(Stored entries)
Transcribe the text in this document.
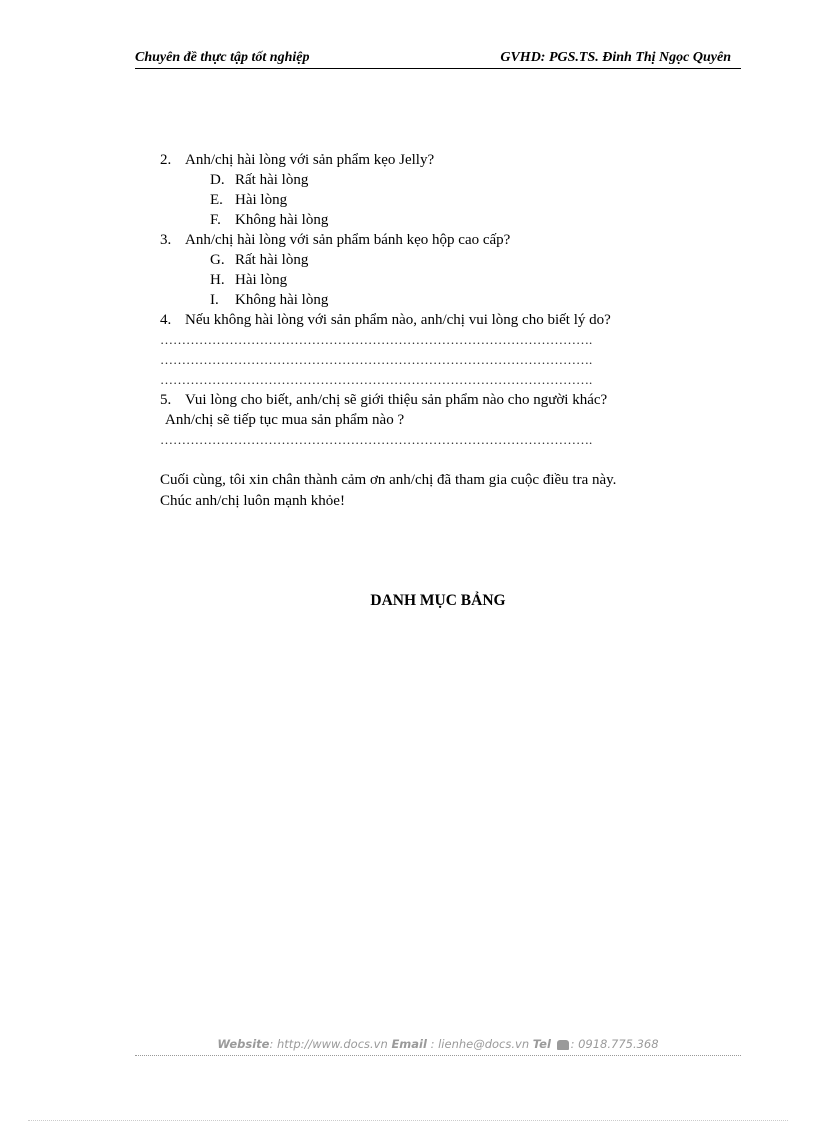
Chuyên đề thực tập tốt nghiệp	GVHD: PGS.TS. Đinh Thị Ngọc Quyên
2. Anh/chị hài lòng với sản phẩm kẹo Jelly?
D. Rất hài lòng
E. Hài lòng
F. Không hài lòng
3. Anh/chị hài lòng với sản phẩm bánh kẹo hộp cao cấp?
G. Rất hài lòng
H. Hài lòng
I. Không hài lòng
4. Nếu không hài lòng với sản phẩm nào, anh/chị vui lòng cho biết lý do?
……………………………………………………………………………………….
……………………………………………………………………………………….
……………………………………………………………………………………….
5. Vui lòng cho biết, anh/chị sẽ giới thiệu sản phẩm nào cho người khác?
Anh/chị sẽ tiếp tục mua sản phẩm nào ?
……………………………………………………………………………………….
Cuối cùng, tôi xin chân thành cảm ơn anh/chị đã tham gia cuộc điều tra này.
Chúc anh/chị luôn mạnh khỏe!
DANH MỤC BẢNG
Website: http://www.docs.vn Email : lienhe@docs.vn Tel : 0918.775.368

* _Job_
Copy out all lines where the word "lòng" appears.

* _Solved problem_
2. Anh/chị hài lòng với sản phẩm kẹo Jelly?
D. Rất hài lòng
E. Hài lòng
F. Không hài lòng
3. Anh/chị hài lòng với sản phẩm bánh kẹo hộp cao cấp?
G. Rất hài lòng
H. Hài lòng
I. Không hài lòng
4. Nếu không hài lòng với sản phẩm nào, anh/chị vui lòng cho biết lý do?
5. Vui lòng cho biết, anh/chị sẽ giới thiệu sản phẩm nào cho người khác?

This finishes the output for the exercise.